The input |
..........

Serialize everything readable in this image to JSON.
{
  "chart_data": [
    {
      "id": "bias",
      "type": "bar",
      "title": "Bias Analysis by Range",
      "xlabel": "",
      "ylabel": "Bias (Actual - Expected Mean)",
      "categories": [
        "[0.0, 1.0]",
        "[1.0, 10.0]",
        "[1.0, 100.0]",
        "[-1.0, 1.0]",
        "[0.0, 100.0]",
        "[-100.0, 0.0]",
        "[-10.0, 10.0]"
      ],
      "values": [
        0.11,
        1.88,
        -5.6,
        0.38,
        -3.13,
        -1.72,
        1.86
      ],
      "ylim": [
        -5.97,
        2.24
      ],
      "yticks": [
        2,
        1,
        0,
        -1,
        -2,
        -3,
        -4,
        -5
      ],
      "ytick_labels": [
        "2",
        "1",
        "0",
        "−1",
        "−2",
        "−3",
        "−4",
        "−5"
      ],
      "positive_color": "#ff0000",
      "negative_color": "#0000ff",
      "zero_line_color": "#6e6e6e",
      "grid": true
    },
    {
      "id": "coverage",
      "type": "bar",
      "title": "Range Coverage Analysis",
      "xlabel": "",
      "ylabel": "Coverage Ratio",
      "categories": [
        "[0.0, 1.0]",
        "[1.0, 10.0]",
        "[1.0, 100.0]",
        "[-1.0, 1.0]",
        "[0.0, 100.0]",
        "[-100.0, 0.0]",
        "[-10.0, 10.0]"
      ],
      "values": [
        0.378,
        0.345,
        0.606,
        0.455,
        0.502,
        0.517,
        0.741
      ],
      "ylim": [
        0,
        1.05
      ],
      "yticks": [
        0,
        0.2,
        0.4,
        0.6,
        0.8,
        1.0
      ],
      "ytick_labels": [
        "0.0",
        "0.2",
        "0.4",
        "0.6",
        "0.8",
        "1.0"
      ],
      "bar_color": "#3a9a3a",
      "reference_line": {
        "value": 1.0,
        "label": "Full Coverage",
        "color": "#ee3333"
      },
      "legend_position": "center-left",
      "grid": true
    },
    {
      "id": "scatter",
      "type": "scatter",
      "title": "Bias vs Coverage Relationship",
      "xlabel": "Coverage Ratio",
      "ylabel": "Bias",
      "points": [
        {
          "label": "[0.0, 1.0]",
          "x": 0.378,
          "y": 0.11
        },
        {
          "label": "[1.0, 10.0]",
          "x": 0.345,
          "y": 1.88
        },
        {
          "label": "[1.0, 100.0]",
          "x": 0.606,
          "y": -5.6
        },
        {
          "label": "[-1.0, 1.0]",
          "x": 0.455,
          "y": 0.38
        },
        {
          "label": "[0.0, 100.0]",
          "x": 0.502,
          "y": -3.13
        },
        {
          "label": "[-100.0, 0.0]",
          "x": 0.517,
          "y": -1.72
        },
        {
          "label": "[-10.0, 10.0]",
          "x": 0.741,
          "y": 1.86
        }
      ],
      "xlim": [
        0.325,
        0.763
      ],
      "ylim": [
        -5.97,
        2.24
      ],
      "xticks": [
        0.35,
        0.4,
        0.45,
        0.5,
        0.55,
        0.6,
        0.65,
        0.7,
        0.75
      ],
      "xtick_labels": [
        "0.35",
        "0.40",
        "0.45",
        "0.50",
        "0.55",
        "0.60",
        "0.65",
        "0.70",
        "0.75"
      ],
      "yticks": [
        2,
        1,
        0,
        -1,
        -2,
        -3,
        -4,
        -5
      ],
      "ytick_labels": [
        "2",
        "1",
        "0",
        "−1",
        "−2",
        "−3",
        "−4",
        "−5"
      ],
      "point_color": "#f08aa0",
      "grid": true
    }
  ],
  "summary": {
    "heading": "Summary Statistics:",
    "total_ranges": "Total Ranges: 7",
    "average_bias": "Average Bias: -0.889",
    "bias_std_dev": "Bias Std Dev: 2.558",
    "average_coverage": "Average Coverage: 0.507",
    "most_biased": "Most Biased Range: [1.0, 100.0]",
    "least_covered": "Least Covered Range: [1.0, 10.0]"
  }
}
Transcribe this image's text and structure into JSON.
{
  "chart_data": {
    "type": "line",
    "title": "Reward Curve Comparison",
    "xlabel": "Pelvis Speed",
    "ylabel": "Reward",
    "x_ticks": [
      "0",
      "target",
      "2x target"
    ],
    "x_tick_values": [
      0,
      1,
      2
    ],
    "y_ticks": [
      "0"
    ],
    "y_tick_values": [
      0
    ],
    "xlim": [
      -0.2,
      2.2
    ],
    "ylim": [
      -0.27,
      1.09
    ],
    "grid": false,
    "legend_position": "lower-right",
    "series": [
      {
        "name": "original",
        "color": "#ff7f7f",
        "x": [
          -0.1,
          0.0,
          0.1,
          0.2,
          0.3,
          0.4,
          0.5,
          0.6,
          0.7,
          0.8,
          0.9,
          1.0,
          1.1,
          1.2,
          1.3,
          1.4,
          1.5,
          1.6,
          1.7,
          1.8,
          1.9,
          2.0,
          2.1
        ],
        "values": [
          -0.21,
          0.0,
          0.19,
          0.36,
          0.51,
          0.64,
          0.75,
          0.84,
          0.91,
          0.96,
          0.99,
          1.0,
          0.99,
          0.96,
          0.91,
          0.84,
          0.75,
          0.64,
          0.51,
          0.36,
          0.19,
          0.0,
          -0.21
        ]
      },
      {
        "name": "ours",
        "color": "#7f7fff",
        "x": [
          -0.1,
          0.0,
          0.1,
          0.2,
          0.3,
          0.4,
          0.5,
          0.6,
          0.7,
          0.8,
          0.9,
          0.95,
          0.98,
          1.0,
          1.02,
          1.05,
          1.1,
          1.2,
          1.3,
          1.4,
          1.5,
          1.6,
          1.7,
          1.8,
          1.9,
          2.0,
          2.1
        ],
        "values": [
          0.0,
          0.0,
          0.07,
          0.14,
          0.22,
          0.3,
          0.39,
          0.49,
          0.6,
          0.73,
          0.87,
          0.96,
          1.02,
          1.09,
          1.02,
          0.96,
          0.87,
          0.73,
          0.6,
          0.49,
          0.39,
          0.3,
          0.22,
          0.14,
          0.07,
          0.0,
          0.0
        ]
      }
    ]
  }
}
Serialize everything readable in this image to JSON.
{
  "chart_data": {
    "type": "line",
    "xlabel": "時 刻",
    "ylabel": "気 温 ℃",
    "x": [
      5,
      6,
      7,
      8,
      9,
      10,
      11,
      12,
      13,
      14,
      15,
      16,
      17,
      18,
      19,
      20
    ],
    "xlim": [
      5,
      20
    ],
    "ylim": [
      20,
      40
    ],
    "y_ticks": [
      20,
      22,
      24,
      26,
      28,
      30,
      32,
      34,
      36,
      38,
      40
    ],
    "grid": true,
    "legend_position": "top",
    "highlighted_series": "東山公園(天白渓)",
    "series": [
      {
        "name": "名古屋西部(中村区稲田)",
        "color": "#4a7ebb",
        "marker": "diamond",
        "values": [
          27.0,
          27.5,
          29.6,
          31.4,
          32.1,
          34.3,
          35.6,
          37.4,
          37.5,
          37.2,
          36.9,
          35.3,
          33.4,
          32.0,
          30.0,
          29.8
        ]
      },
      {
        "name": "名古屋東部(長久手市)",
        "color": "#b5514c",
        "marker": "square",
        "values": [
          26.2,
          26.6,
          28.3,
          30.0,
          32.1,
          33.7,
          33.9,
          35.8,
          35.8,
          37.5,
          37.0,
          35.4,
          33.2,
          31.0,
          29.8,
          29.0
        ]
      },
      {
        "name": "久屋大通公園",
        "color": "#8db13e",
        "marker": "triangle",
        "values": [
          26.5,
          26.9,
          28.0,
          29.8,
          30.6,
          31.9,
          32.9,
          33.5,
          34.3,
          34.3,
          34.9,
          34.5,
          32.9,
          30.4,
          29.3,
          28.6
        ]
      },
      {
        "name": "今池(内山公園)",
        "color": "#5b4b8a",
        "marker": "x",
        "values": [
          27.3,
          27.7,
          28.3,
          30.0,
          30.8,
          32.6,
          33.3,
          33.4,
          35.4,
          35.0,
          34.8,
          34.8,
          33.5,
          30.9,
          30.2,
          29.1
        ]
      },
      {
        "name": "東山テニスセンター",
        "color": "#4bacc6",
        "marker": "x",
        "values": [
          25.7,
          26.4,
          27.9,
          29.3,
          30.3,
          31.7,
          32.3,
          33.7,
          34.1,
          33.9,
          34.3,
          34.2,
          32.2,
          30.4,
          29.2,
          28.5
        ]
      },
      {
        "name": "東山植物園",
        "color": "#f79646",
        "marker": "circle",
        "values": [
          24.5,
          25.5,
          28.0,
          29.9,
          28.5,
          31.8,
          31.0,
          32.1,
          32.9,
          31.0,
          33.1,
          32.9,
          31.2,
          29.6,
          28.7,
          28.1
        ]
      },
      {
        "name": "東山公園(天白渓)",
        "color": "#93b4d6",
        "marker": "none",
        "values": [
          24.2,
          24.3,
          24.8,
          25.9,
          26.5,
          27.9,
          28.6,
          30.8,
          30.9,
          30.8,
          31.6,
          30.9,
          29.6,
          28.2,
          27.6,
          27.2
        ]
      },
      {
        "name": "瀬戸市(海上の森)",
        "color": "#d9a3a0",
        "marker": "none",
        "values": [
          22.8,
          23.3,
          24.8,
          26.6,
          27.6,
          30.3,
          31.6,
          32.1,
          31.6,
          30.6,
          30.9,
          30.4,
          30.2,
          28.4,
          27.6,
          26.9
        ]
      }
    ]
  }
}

..........

Short problem | Which lines contain "東山公園"? Copy each of them.

Task answer |
    "highlighted_series": "東山公園(天白渓)",
        "name": "東山公園(天白渓)",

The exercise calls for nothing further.